═════ Input ═════

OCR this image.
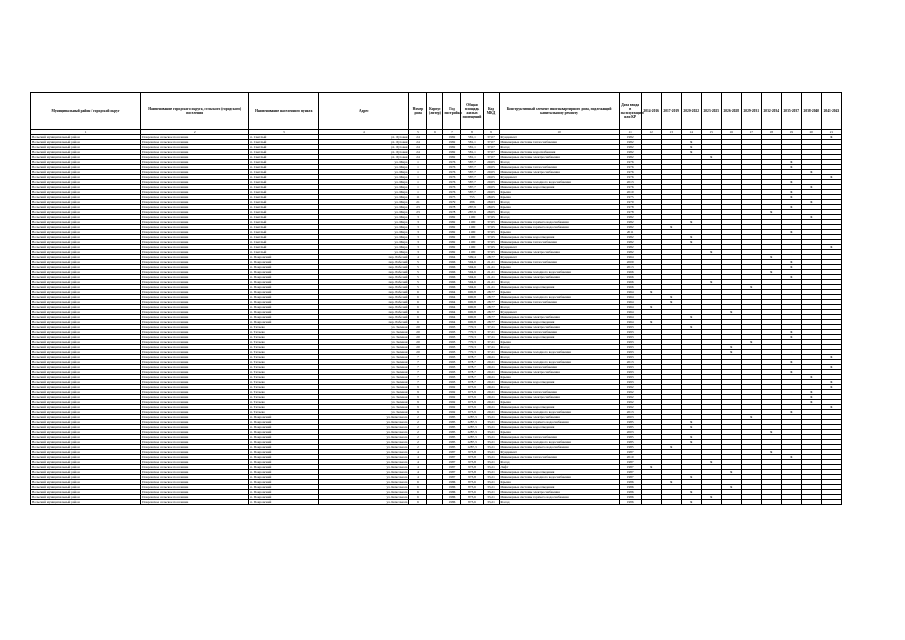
Муниципальный район / городской округ	Наименование городского округа, сельского (городского) поселения	Наименование населенного пункта	Адрес	Номер дома	Корпус (литер)	Год постройки	Общая площадь жилых помещений	Код МКД	Конструктивный элемент многоквартирного дома, подлежащий капитальному ремонту	Дата ввода в эксплуатацию или КР	2014-2016	2017-2019	2020-2022	2023-2025	2026-2028	2029-2031	2032-2034	2035-2037	2038-2040	2041-2043
1	2	3	4	5	6	7	8	9	10	11	12	13	14	15	16	17	18	19	20	21
Вольский муниципальный район	Покровское сельское поселение	п. Светлый	ул. Луговая	24		1982	581,1	37,07	Фундамент	1982										X
Вольский муниципальный район	Покровское сельское поселение	п. Светлый	ул. Луговая	24		1982	581,1	37,07	Инженерные системы теплоснабжения	1982			X							
Вольский муниципальный район	Покровское сельское поселение	п. Светлый	ул. Луговая	24		1982	581,1	37,07	Фасад	1982			X							
Вольский муниципальный район	Покровское сельское поселение	п. Светлый	ул. Луговая	24		1982	581,1	37,07	Инженерные системы водоснабжения	1982			X							
Вольский муниципальный район	Покровское сельское поселение	п. Светлый	ул. Луговая	24		1982	581,1	37,07	Инженерные системы электроснабжения	1982				X						
Вольский муниципальный район	Покровское сельское поселение	п. Светлый	ул. Мира	1		1976	587,7	29,05	Фасад	1976								X		
Вольский муниципальный район	Покровское сельское поселение	п. Светлый	ул. Мира	1		1976	587,7	29,05	Инженерные системы теплоснабжения	1976								X		
Вольский муниципальный район	Покровское сельское поселение	п. Светлый	ул. Мира	1		1976	587,7	29,05	Инженерные системы электроснабжения	1976									X	
Вольский муниципальный район	Покровское сельское поселение	п. Светлый	ул. Мира	1		1976	587,7	29,05	Фундамент	1976										X
Вольский муниципальный район	Покровское сельское поселение	п. Светлый	ул. Мира	1		1976	587,7	29,05	Инженерные системы холодного водоснабжения	2013								X		
Вольский муниципальный район	Покровское сельское поселение	п. Светлый	ул. Мира	1		1976	587,7	29,05	Инженерные системы водоотведения	1976									X	
Вольский муниципальный район	Покровское сельское поселение	п. Светлый	ул. Мира	1		1976	587,7	29,05	Крыша	2010								X		
Вольский муниципальный район	Покровское сельское поселение	п. Светлый	ул. Мира	11		1975	755	28,65	Крыша	1975								X		
Вольский муниципальный район	Покровское сельское поселение	п. Светлый	ул. Мира	21		1979	286	28,63	Фасад	1979									X	
Вольский муниципальный район	Покровское сельское поселение	п. Светлый	ул. Мира	23		1978	287,9	28,05	Крыша	1978								X		
Вольский муниципальный район	Покровское сельское поселение	п. Светлый	ул. Мира	23		1978	287,9	28,05	Фасад	1978							X			
Вольский муниципальный район	Покровское сельское поселение	п. Светлый	ул. Мира	3		1982	1190	37,65	Фасад	1982									X	
Вольский муниципальный район	Покровское сельское поселение	п. Светлый	ул. Мира	3		1982	1190	37,65	Инженерные системы горячего водоснабжения	1982			X							
Вольский муниципальный район	Покровское сельское поселение	п. Светлый	ул. Мира	3		1982	1190	37,65	Инженерные системы горячего водоснабжения	1982		X								
Вольский муниципальный район	Покровское сельское поселение	п. Светлый	ул. Мира	3		1982	1190	37,65	Крыша	2011								X		
Вольский муниципальный район	Покровское сельское поселение	п. Светлый	ул. Мира	3		1982	1190	37,65	Инженерные системы водоотведения	1982			X							
Вольский муниципальный район	Покровское сельское поселение	п. Светлый	ул. Мира	3		1982	1190	37,65	Инженерные системы теплоснабжения	1982			X							
Вольский муниципальный район	Покровское сельское поселение	п. Светлый	ул. Мира	3		1982	1190	37,65	Фундамент	1982										X
Вольский муниципальный район	Покровское сельское поселение	п. Светлый	ул. Мира	3		1982	1190	37,65	Инженерные системы электроснабжения	1982				X						
Вольский муниципальный район	Покровское сельское поселение	п. Покровский	пер. Рабочий	4		1964	599,4	28,77	Фундамент	1964							X			
Вольский муниципальный район	Покровское сельское поселение	п. Покровский	пер. Рабочий	5		1966	594,6	21,21	Инженерные системы теплоснабжения	2009								X		
Вольский муниципальный район	Покровское сельское поселение	п. Покровский	пер. Рабочий	5		1966	594,6	21,21	Крыша	2013								X		
Вольский муниципальный район	Покровское сельское поселение	п. Покровский	пер. Рабочий	5		1966	594,6	21,21	Инженерные системы холодного водоснабжения	1966							X			
Вольский муниципальный район	Покровское сельское поселение	п. Покровский	пер. Рабочий	5		1966	594,6	21,21	Инженерные системы электроснабжения	1966								X		
Вольский муниципальный район	Покровское сельское поселение	п. Покровский	пер. Рабочий	5		1966	594,6	21,21	Фасад	1966				X						
Вольский муниципальный район	Покровское сельское поселение	п. Покровский	пер. Рабочий	5		1966	594,6	21,21	Инженерные системы водоотведения	1966						X				
Вольский муниципальный район	Покровское сельское поселение	п. Покровский	пер. Рабочий	6		1964	600,8	28,77	Крыша	1964	X									
Вольский муниципальный район	Покровское сельское поселение	п. Покровский	пер. Рабочий	6		1964	600,8	28,77	Инженерные системы холодного водоснабжения	1964		X								
Вольский муниципальный район	Покровское сельское поселение	п. Покровский	пер. Рабочий	6		1964	600,8	28,77	Инженерные системы теплоснабжения	1964		X								
Вольский муниципальный район	Покровское сельское поселение	п. Покровский	пер. Рабочий	6		1964	600,8	28,77	Фасад	1964	X									
Вольский муниципальный район	Покровское сельское поселение	п. Покровский	пер. Рабочий	6		1964	600,8	28,77	Фундамент	1964					X					
Вольский муниципальный район	Покровское сельское поселение	п. Покровский	пер. Рабочий	6		1964	600,8	28,77	Инженерные системы электроснабжения	1964			X							
Вольский муниципальный район	Покровское сельское поселение	п. Покровский	пер. Рабочий	6		1964	600,8	28,77	Инженерные системы водоотведения	1964	X									
Вольский муниципальный район	Покровское сельское поселение	п. Тетеево	ул. Зеленая	20		1993	770,3	37,21	Инженерные системы электроснабжения	1993			X							
Вольский муниципальный район	Покровское сельское поселение	п. Тетеево	ул. Зеленая	20		1993	770,3	37,21	Инженерные системы теплоснабжения	1993								X		
Вольский муниципальный район	Покровское сельское поселение	п. Тетеево	ул. Зеленая	20		1993	770,3	37,21	Инженерные системы водоотведения	1993								X		
Вольский муниципальный район	Покровское сельское поселение	п. Тетеево	ул. Зеленая	20		1993	770,3	37,21	Крыша	1993						X				
Вольский муниципальный район	Покровское сельское поселение	п. Тетеево	ул. Зеленая	20		1993	770,3	37,21	Фасад	1993					X					
Вольский муниципальный район	Покровское сельское поселение	п. Тетеево	ул. Зеленая	20		1993	770,3	37,21	Инженерные системы холодного водоснабжения	1993					X					
Вольский муниципальный район	Покровское сельское поселение	п. Тетеево	ул. Зеленая	7		1993	678,7	29,21	Фасад	1993										X
Вольский муниципальный район	Покровское сельское поселение	п. Тетеево	ул. Зеленая	7		1993	678,7	29,21	Инженерные системы холодного водоснабжения	2013								X		
Вольский муниципальный район	Покровское сельское поселение	п. Тетеево	ул. Зеленая	7		1993	678,7	29,21	Инженерные системы теплоснабжения	1993										X
Вольский муниципальный район	Покровское сельское поселение	п. Тетеево	ул. Зеленая	7		1993	678,7	29,21	Инженерные системы электроснабжения	1993								X		
Вольский муниципальный район	Покровское сельское поселение	п. Тетеево	ул. Зеленая	7		1993	678,7	29,21	Крыша	1993									X	
Вольский муниципальный район	Покровское сельское поселение	п. Тетеево	ул. Зеленая	7		1993	678,7	29,21	Инженерные системы водоотведения	1993										X
Вольский муниципальный район	Покровское сельское поселение	п. Тетеево	ул. Зеленая	9		1992	673,9	29,21	Фасад	1992										X
Вольский муниципальный район	Покровское сельское поселение	п. Тетеево	ул. Зеленая	9		1992	673,9	29,21	Инженерные системы теплоснабжения	1992									X	
Вольский муниципальный район	Покровское сельское поселение	п. Тетеево	ул. Зеленая	9		1992	673,9	29,21	Инженерные системы электроснабжения	1992									X	
Вольский муниципальный район	Покровское сельское поселение	п. Тетеево	ул. Зеленая	9		1992	673,9	29,21	Крыша	1992									X	
Вольский муниципальный район	Покровское сельское поселение	п. Тетеево	ул. Зеленая	9		1992	673,9	29,21	Инженерные системы водоотведения	1992										X
Вольский муниципальный район	Покровское сельское поселение	п. Тетеево	ул. Зеленая	9		1992	673,9	29,21	Инженерные системы холодного водоснабжения	2013								X		
Вольский муниципальный район	Покровское сельское поселение	п. Покровский	ул. Комсомола	2		1985	1287,3	33,21	Инженерные системы электроснабжения	2003						X				
Вольский муниципальный район	Покровское сельское поселение	п. Покровский	ул. Комсомола	2		1985	1287,3	33,21	Инженерные системы горячего водоснабжения	1985			X							
Вольский муниципальный район	Покровское сельское поселение	п. Покровский	ул. Комсомола	2		1985	1287,3	33,21	Инженерные системы водоотведения	1985			X							
Вольский муниципальный район	Покровское сельское поселение	п. Покровский	ул. Комсомола	2		1985	1287,3	33,21	Крыша	2003							X			
Вольский муниципальный район	Покровское сельское поселение	п. Покровский	ул. Комсомола	2		1985	1287,3	33,21	Инженерные системы теплоснабжения	1985			X							
Вольский муниципальный район	Покровское сельское поселение	п. Покровский	ул. Комсомола	2		1985	1287,3	33,21	Инженерные системы холодного водоснабжения	1985			X							
Вольский муниципальный район	Покровское сельское поселение	п. Покровский	ул. Комсомола	2		1985	1287,3	33,21	Инженерные системы горячего водоснабжения	1985		X								
Вольский муниципальный район	Покровское сельское поселение	п. Покровский	ул. Комсомола	4		1987	973,8	33,21	Фундамент	1987							X			
Вольский муниципальный район	Покровское сельское поселение	п. Покровский	ул. Комсомола	4		1987	973,8	33,21	Инженерные системы теплоснабжения	2010								X		
Вольский муниципальный район	Покровское сельское поселение	п. Покровский	ул. Комсомола	4		1987	973,8	33,21	Фасад	1987				X						
Вольский муниципальный район	Покровское сельское поселение	п. Покровский	ул. Комсомола	4		1987	973,8	33,21	Лифт	1987	X									
Вольский муниципальный район	Покровское сельское поселение	п. Покровский	ул. Комсомола	4		1987	973,8	33,21	Инженерные системы водоотведения	1987					X					
Вольский муниципальный район	Покровское сельское поселение	п. Покровский	ул. Комсомола	4		1987	973,8	33,21	Инженерные системы холодного водоснабжения	1987			X							
Вольский муниципальный район	Покровское сельское поселение	п. Покровский	ул. Комсомола	6		1986	873,6	33,21	Крыша	1986		X								
Вольский муниципальный район	Покровское сельское поселение	п. Покровский	ул. Комсомола	6		1986	873,6	33,21	Инженерные системы водоотведения	1986					X					
Вольский муниципальный район	Покровское сельское поселение	п. Покровский	ул. Комсомола	6		1986	873,6	33,21	Инженерные системы электроснабжения	1986			X							
Вольский муниципальный район	Покровское сельское поселение	п. Покровский	ул. Комсомола	6		1986	873,6	33,21	Инженерные системы горячего водоснабжения	1986				X						
Вольский муниципальный район	Покровское сельское поселение	п. Покровский	ул. Комсомола	6		1986	873,6	33,21	Фасад	1986			X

═════

» **Exercise**
Report how many lines in the records hold the word "Луговая", giving the number and nothing else.

» **Worked solution**
5